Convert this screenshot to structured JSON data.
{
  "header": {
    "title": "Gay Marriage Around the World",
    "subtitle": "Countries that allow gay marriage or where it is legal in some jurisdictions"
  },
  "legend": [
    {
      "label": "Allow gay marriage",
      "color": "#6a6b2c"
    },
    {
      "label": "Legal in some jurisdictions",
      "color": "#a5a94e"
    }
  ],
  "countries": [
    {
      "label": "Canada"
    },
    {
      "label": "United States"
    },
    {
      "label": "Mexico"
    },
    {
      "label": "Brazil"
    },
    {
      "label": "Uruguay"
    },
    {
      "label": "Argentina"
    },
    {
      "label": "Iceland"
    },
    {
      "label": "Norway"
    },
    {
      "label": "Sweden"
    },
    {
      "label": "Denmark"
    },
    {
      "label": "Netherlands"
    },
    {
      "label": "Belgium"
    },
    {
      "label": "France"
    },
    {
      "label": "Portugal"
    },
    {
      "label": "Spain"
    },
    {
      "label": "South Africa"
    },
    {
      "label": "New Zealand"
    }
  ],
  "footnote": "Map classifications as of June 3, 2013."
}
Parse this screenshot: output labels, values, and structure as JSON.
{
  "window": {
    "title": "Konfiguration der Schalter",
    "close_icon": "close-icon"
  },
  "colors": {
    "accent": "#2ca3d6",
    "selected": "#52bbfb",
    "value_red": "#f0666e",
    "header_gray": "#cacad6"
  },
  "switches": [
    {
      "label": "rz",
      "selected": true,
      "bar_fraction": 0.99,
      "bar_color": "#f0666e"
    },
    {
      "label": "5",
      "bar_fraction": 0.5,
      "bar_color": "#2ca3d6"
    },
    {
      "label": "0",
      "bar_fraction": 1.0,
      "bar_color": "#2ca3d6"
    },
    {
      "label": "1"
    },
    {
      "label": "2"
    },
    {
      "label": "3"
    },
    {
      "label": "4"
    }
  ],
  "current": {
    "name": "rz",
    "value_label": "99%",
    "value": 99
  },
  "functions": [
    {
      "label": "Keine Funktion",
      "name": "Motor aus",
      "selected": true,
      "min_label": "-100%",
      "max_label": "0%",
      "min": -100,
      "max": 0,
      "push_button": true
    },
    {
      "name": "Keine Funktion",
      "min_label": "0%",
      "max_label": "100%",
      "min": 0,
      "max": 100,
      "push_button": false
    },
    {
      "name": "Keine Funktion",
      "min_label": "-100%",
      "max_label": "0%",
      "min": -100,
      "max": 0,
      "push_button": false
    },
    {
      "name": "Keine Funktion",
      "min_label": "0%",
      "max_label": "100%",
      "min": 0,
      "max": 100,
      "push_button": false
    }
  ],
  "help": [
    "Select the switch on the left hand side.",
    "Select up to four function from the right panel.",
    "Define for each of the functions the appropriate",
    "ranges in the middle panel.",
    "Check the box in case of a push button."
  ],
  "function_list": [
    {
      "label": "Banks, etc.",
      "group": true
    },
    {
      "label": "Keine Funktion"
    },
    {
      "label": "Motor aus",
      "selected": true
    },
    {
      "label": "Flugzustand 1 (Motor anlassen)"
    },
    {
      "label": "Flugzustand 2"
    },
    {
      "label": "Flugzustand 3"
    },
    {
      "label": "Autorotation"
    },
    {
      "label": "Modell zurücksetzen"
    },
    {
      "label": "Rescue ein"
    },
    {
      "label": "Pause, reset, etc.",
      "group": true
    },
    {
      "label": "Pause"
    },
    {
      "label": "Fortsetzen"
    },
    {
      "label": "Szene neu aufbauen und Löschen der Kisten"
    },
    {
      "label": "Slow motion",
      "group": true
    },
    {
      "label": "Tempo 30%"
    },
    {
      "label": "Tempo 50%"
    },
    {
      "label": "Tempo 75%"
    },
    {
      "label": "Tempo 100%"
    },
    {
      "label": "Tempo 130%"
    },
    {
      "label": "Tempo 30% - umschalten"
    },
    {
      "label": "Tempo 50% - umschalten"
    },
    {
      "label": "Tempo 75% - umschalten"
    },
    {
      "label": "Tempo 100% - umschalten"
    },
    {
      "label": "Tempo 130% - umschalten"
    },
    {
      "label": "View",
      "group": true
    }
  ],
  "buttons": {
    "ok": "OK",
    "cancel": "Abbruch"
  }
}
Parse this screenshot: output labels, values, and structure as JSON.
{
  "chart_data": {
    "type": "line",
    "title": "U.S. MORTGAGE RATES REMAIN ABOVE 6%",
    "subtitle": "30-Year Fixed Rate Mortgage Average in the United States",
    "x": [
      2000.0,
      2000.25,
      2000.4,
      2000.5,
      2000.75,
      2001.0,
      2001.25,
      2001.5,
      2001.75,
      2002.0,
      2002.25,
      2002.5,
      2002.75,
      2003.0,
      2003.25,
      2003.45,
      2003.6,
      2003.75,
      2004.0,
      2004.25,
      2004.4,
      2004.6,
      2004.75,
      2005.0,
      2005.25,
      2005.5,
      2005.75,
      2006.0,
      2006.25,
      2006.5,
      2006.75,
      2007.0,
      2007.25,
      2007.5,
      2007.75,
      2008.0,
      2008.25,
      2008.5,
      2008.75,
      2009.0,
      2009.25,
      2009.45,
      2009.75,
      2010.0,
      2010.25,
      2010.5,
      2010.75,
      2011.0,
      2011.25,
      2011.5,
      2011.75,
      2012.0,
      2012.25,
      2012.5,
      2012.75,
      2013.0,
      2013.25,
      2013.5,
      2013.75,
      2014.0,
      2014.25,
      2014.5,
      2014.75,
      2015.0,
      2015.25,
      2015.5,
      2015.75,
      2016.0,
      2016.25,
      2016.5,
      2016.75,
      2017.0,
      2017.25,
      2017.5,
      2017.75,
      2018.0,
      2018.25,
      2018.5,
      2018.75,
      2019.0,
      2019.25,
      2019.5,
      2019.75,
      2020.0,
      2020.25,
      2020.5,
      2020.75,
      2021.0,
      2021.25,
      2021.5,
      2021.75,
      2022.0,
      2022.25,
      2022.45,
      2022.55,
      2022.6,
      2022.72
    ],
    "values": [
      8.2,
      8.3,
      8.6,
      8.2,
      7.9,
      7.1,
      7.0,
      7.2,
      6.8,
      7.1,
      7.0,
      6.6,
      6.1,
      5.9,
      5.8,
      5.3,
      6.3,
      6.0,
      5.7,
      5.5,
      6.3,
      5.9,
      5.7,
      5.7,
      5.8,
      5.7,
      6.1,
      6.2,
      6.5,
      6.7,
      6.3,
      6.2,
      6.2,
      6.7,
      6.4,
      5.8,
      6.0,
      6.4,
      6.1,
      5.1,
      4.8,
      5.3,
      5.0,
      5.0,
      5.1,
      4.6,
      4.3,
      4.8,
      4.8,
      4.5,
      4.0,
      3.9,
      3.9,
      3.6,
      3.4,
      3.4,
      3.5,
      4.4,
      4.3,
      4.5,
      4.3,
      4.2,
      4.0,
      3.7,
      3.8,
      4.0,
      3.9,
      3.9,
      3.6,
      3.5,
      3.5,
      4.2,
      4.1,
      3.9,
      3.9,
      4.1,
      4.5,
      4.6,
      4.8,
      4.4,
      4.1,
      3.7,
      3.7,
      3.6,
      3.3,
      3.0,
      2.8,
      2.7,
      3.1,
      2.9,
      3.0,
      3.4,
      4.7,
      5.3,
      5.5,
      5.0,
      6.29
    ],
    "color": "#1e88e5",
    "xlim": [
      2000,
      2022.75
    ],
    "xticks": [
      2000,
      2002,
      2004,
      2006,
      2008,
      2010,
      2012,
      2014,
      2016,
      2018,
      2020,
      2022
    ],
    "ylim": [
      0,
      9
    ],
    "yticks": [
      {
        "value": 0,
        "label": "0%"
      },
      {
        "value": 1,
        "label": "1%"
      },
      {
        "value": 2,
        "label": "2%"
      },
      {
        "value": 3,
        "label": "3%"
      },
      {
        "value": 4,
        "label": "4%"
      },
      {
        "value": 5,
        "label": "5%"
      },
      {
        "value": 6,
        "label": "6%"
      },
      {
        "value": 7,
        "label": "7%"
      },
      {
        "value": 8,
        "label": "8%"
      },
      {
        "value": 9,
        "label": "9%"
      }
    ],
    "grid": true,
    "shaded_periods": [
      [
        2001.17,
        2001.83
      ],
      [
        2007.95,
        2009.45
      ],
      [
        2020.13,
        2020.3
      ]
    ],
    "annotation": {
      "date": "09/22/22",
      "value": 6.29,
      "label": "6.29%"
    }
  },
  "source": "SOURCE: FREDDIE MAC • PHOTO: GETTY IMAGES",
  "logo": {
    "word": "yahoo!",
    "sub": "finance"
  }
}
━━━━━━━━━━━━━━━━━━━━━━━━━━━━━━
• _EXERCISE GOAL_:
Of all the lines in the listing above, how many include "Tempo"? Write only the number.

• _FINISHED ANSWER_:
10